[Begin Recorded data]

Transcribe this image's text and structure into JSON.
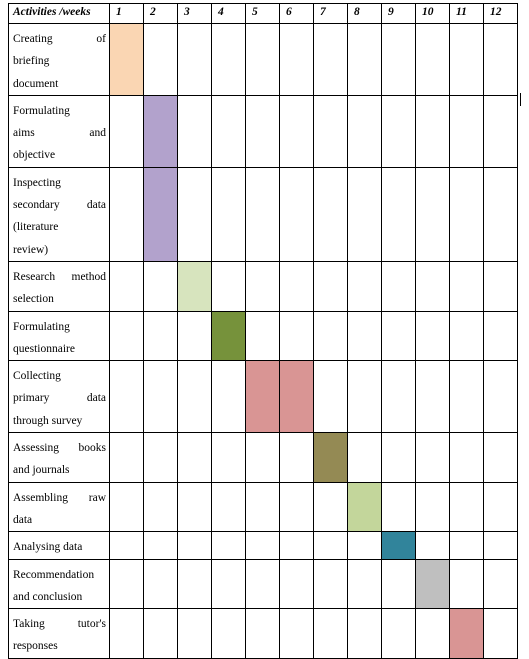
{
  "table": {
    "header": {
      "activity_label": "Activities /weeks",
      "weeks": [
        "1",
        "2",
        "3",
        "4",
        "5",
        "6",
        "7",
        "8",
        "9",
        "10",
        "11",
        "12"
      ]
    },
    "rows": [
      {
        "lines": [
          "Creating of",
          "briefing",
          "document"
        ],
        "weeks": [
          1
        ],
        "color": "#fad6b3"
      },
      {
        "lines": [
          "Formulating",
          "aims and",
          "objective"
        ],
        "weeks": [
          2
        ],
        "color": "#b2a2cc"
      },
      {
        "lines": [
          "Inspecting",
          "secondary data",
          "(literature",
          "review)"
        ],
        "weeks": [
          2
        ],
        "color": "#b2a2cc"
      },
      {
        "lines": [
          "Research method",
          "selection"
        ],
        "weeks": [
          3
        ],
        "color": "#d7e4be"
      },
      {
        "lines": [
          "Formulating",
          "questionnaire"
        ],
        "weeks": [
          4
        ],
        "color": "#76923b"
      },
      {
        "lines": [
          "Collecting",
          "primary data",
          "through survey"
        ],
        "weeks": [
          5,
          6
        ],
        "color": "#d99594"
      },
      {
        "lines": [
          "Assessing books",
          "and journals"
        ],
        "weeks": [
          7
        ],
        "color": "#948a54"
      },
      {
        "lines": [
          "Assembling raw",
          "data"
        ],
        "weeks": [
          8
        ],
        "color": "#c3d69b"
      },
      {
        "lines": [
          "Analysing data"
        ],
        "weeks": [
          9
        ],
        "color": "#31849b"
      },
      {
        "lines": [
          "Recommendation",
          "and conclusion"
        ],
        "weeks": [
          10
        ],
        "color": "#bfbfbf"
      },
      {
        "lines": [
          "Taking tutor's",
          "responses"
        ],
        "weeks": [
          11
        ],
        "color": "#d99594"
      }
    ]
  }
}
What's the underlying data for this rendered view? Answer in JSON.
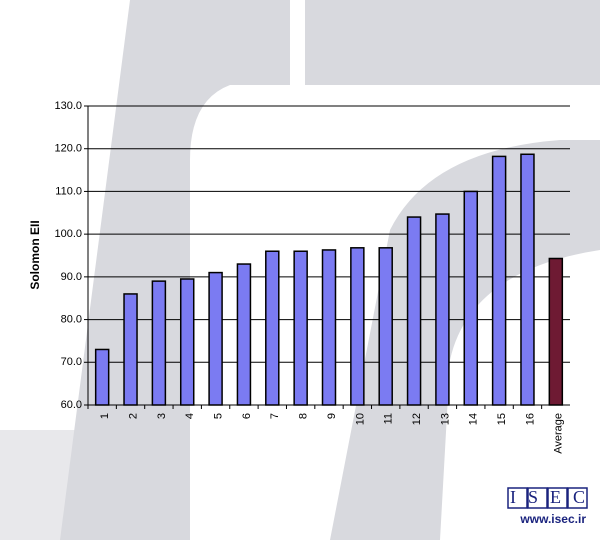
{
  "chart_data": {
    "type": "bar",
    "y_label": "Solomon EII",
    "categories": [
      "1",
      "2",
      "3",
      "4",
      "5",
      "6",
      "7",
      "8",
      "9",
      "10",
      "11",
      "12",
      "13",
      "14",
      "15",
      "16",
      "Average"
    ],
    "values": [
      73,
      86,
      89,
      89.5,
      91,
      93,
      96,
      96,
      96.3,
      96.8,
      96.8,
      104,
      104.7,
      110,
      118.2,
      118.7,
      94.3
    ],
    "colors": [
      "#7b7bf2",
      "#7b7bf2",
      "#7b7bf2",
      "#7b7bf2",
      "#7b7bf2",
      "#7b7bf2",
      "#7b7bf2",
      "#7b7bf2",
      "#7b7bf2",
      "#7b7bf2",
      "#7b7bf2",
      "#7b7bf2",
      "#7b7bf2",
      "#7b7bf2",
      "#7b7bf2",
      "#7b7bf2",
      "#6e1a33"
    ],
    "ylim": [
      60,
      130
    ],
    "yticks": [
      {
        "value": 60,
        "label": "60.0"
      },
      {
        "value": 70,
        "label": "70.0"
      },
      {
        "value": 80,
        "label": "80.0"
      },
      {
        "value": 90,
        "label": "90.0"
      },
      {
        "value": 100,
        "label": "100.0"
      },
      {
        "value": 110,
        "label": "110.0"
      },
      {
        "value": 120,
        "label": "120.0"
      },
      {
        "value": 130,
        "label": "130.0"
      }
    ],
    "grid": true
  },
  "logo": {
    "text": "ISEC",
    "url": "www.isec.ir"
  }
}
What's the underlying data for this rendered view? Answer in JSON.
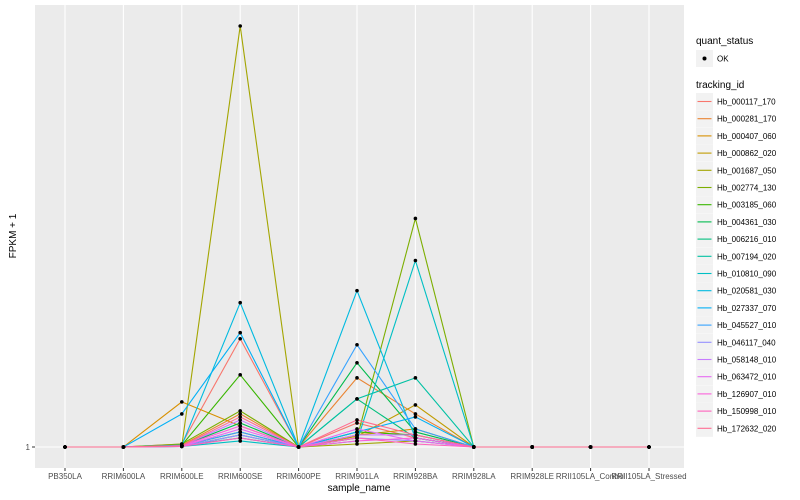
{
  "chart_data": {
    "type": "line",
    "xlabel": "sample_name",
    "ylabel": "FPKM + 1",
    "categories": [
      "PB350LA",
      "RRIM600LA",
      "RRIM600LE",
      "RRIM600SE",
      "RRIM600PE",
      "RRIM901LA",
      "RRIM928BA",
      "RRIM928LA",
      "RRIM928LE",
      "RRII105LA_Control",
      "RRII105LA_Stressed"
    ],
    "y_ticks": [
      "1"
    ],
    "ylim": [
      0.96,
      8.3
    ],
    "grid": true,
    "legend_position": "right",
    "point_legend": {
      "title": "quant_status",
      "entries": [
        {
          "label": "OK"
        }
      ]
    },
    "series_legend_title": "tracking_id",
    "series": [
      {
        "name": "Hb_000117_170",
        "color": "#F8766D",
        "values": [
          1,
          1,
          1.05,
          2.8,
          1,
          1.4,
          1.15,
          1,
          1,
          1,
          1
        ]
      },
      {
        "name": "Hb_000281_170",
        "color": "#EA8331",
        "values": [
          1,
          1,
          1.03,
          1.55,
          1,
          2.15,
          1.55,
          1,
          1,
          1,
          1
        ]
      },
      {
        "name": "Hb_000407_060",
        "color": "#D89000",
        "values": [
          1,
          1,
          1.75,
          1.35,
          1,
          1.2,
          1.3,
          1,
          1,
          1,
          1
        ]
      },
      {
        "name": "Hb_000862_020",
        "color": "#C09B00",
        "values": [
          1,
          1,
          1.02,
          1.25,
          1,
          1.18,
          1.7,
          1,
          1,
          1,
          1
        ]
      },
      {
        "name": "Hb_001687_050",
        "color": "#A3A500",
        "values": [
          1,
          1,
          1.02,
          8.0,
          1,
          1.05,
          1.1,
          1,
          1,
          1,
          1
        ]
      },
      {
        "name": "Hb_002774_130",
        "color": "#7CAE00",
        "values": [
          1,
          1,
          1.05,
          1.6,
          1,
          1.15,
          4.8,
          1,
          1,
          1,
          1
        ]
      },
      {
        "name": "Hb_003185_060",
        "color": "#39B600",
        "values": [
          1,
          1,
          1.03,
          2.2,
          1,
          1.25,
          1.2,
          1,
          1,
          1,
          1
        ]
      },
      {
        "name": "Hb_004361_030",
        "color": "#00BB4E",
        "values": [
          1,
          1,
          1.02,
          1.4,
          1,
          2.4,
          1.25,
          1,
          1,
          1,
          1
        ]
      },
      {
        "name": "Hb_006216_010",
        "color": "#00BF7D",
        "values": [
          1,
          1,
          1.01,
          1.2,
          1,
          1.8,
          1.15,
          1,
          1,
          1,
          1
        ]
      },
      {
        "name": "Hb_007194_020",
        "color": "#00C1A3",
        "values": [
          1,
          1,
          1.02,
          1.15,
          1,
          1.8,
          2.15,
          1,
          1,
          1,
          1
        ]
      },
      {
        "name": "Hb_010810_090",
        "color": "#00BFC4",
        "values": [
          1,
          1,
          1.01,
          1.1,
          1,
          1.1,
          4.1,
          1,
          1,
          1,
          1
        ]
      },
      {
        "name": "Hb_020581_030",
        "color": "#00BAE0",
        "values": [
          1,
          1,
          1.03,
          3.4,
          1,
          3.6,
          1.15,
          1,
          1,
          1,
          1
        ]
      },
      {
        "name": "Hb_027337_070",
        "color": "#00B0F6",
        "values": [
          1,
          1,
          1.55,
          2.9,
          1,
          1.25,
          1.5,
          1,
          1,
          1,
          1
        ]
      },
      {
        "name": "Hb_045527_010",
        "color": "#35A2FF",
        "values": [
          1,
          1,
          1.02,
          1.25,
          1,
          2.7,
          1.3,
          1,
          1,
          1,
          1
        ]
      },
      {
        "name": "Hb_046117_040",
        "color": "#9590FF",
        "values": [
          1,
          1,
          1.01,
          1.2,
          1,
          1.15,
          1.1,
          1,
          1,
          1,
          1
        ]
      },
      {
        "name": "Hb_058148_010",
        "color": "#C77CFF",
        "values": [
          1,
          1,
          1.02,
          1.45,
          1,
          1.2,
          1.2,
          1,
          1,
          1,
          1
        ]
      },
      {
        "name": "Hb_063472_010",
        "color": "#E76BF3",
        "values": [
          1,
          1,
          1.01,
          1.3,
          1,
          1.3,
          1.1,
          1,
          1,
          1,
          1
        ]
      },
      {
        "name": "Hb_126907_010",
        "color": "#FA62DB",
        "values": [
          1,
          1,
          1.02,
          1.35,
          1,
          1.1,
          1.15,
          1,
          1,
          1,
          1
        ]
      },
      {
        "name": "Hb_150998_010",
        "color": "#FF62BC",
        "values": [
          1,
          1,
          1.01,
          1.15,
          1,
          1.15,
          1.05,
          1,
          1,
          1,
          1
        ]
      },
      {
        "name": "Hb_172632_020",
        "color": "#FF6C91",
        "values": [
          1,
          1,
          1.02,
          1.5,
          1,
          1.45,
          1.2,
          1,
          1,
          1,
          1
        ]
      }
    ]
  }
}
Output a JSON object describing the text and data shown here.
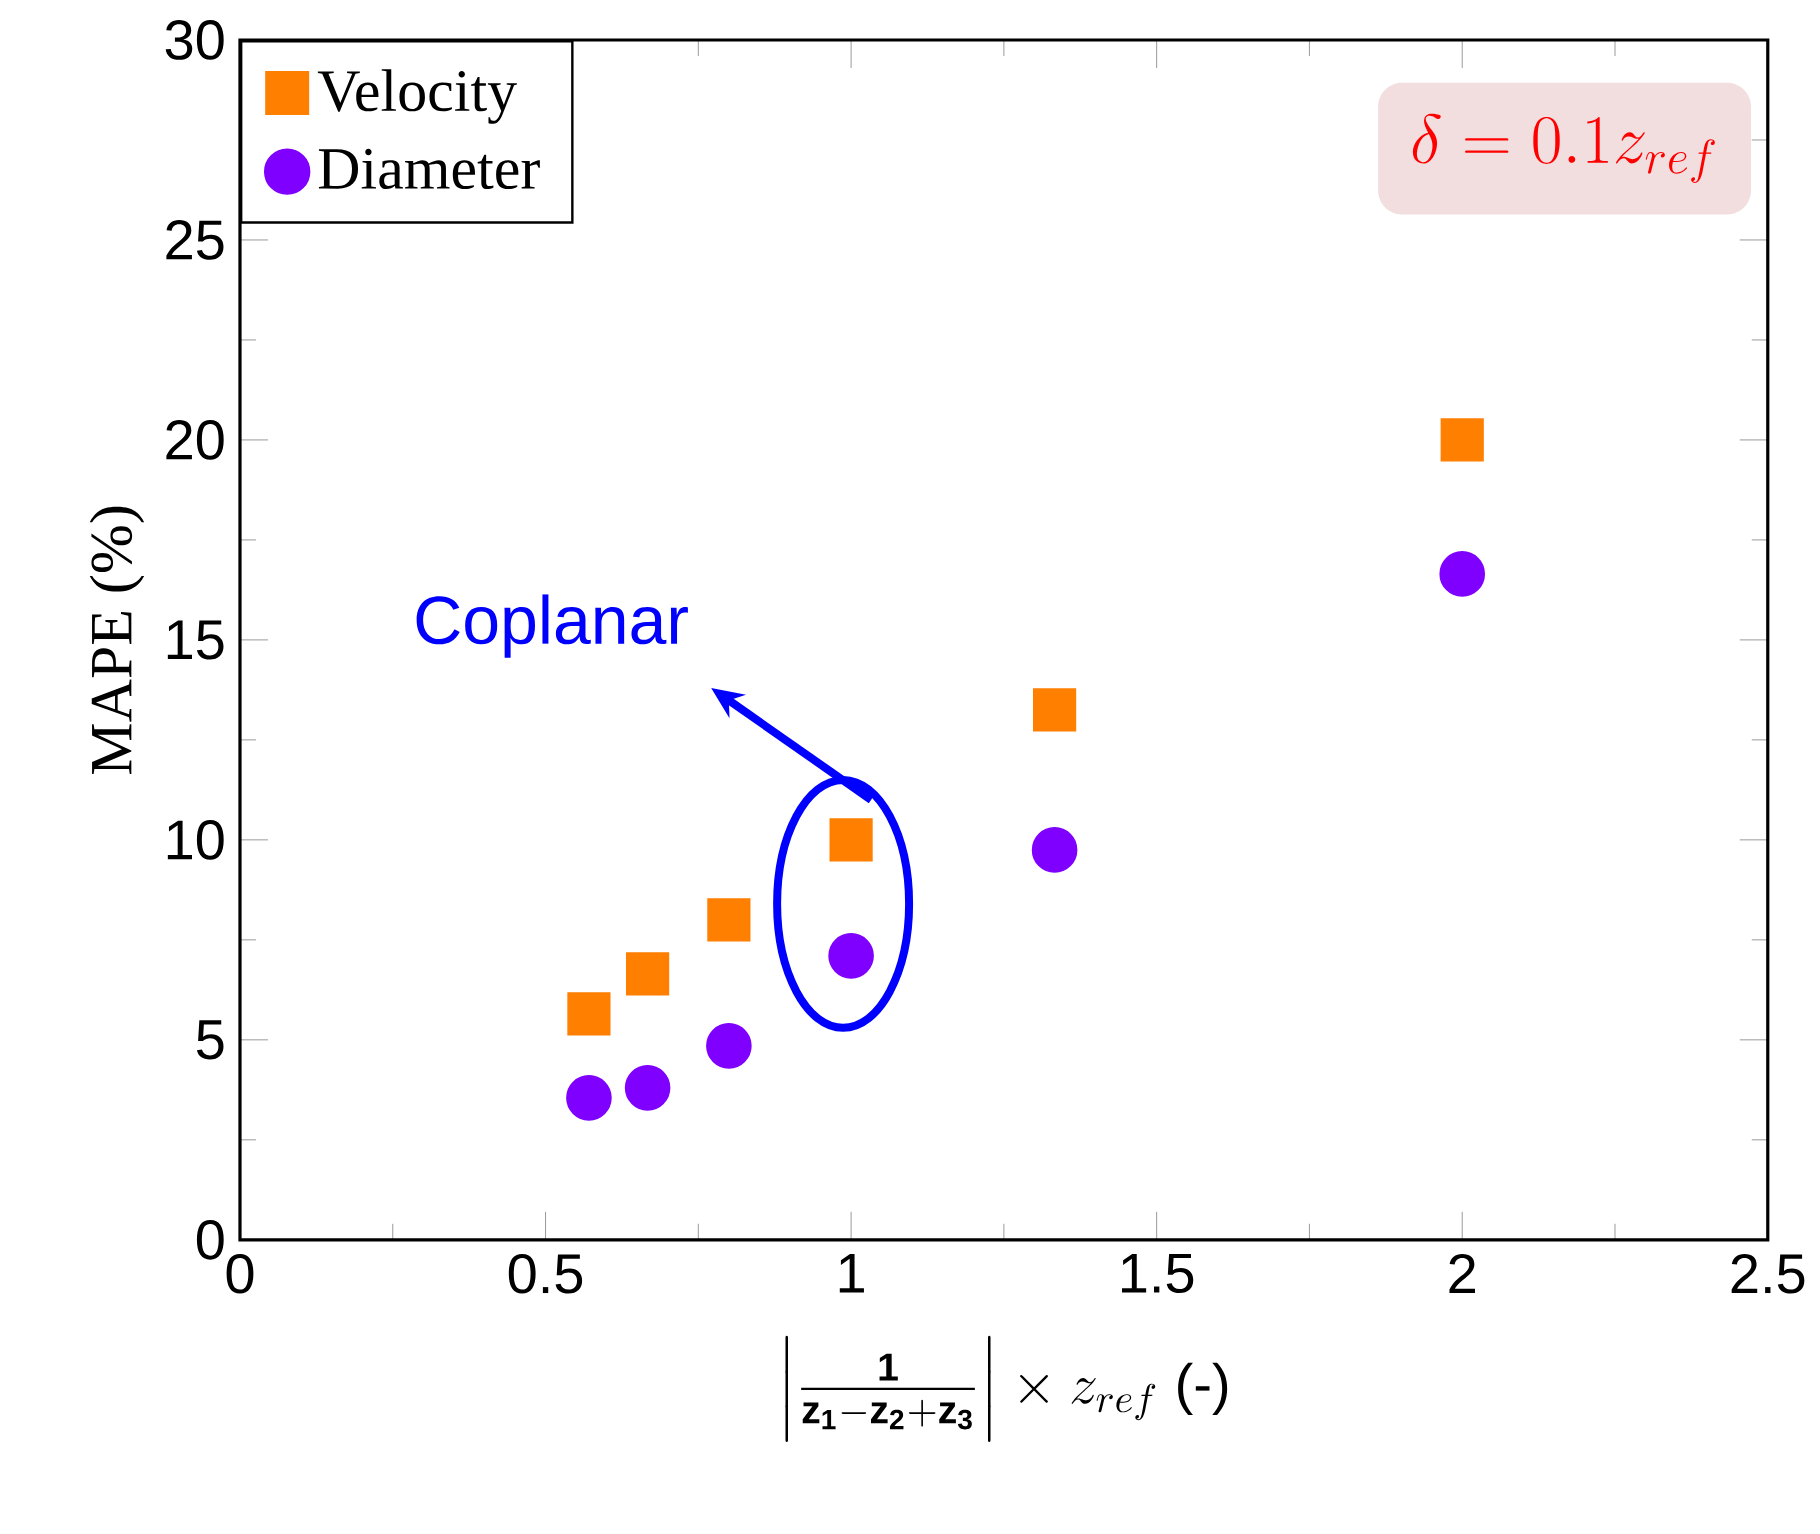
{
  "chart_data": {
    "type": "scatter",
    "xlabel": "\\left|\\frac{\\mathbf{1}}{\\mathbf{z_1-z_2+z_3}}\\right|\\times z_{ref}\\ \\text{(-)}",
    "ylabel": "MAPE (%)",
    "x": [
      0.571,
      0.667,
      0.8,
      1,
      1.333,
      2
    ],
    "series": [
      {
        "name": "Velocity",
        "color": "#ff7f00",
        "marker": "square",
        "values": [
          5.65,
          6.65,
          8.0,
          10.0,
          13.25,
          20.0
        ]
      },
      {
        "name": "Diameter",
        "color": "#7f00ff",
        "marker": "circle",
        "values": [
          3.55,
          3.8,
          4.85,
          7.1,
          9.75,
          16.65
        ]
      }
    ],
    "xlim": [
      0,
      2.5
    ],
    "ylim": [
      0,
      30
    ],
    "xticks": [
      0,
      0.5,
      1,
      1.5,
      2,
      2.5
    ],
    "yticks": [
      0,
      5,
      10,
      15,
      20,
      25,
      30
    ],
    "legend": "top left",
    "annotations": [
      "\\delta = 0.1z_{ref}",
      "Coplanar"
    ]
  }
}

[End Recorded data]

**Written exercise**.
Check each line above for "text" and return the ones that have it.

**The answer**.
Transcribe this image's text and structure into JSON.
    "text": "ISEC",
Output a JSON object describing the text and data shown here.
    "xlabel": "\\left|\\frac{\\mathbf{1}}{\\mathbf{z_1-z_2+z_3}}\\right|\\times z_{ref}\\ \\text{(-)}",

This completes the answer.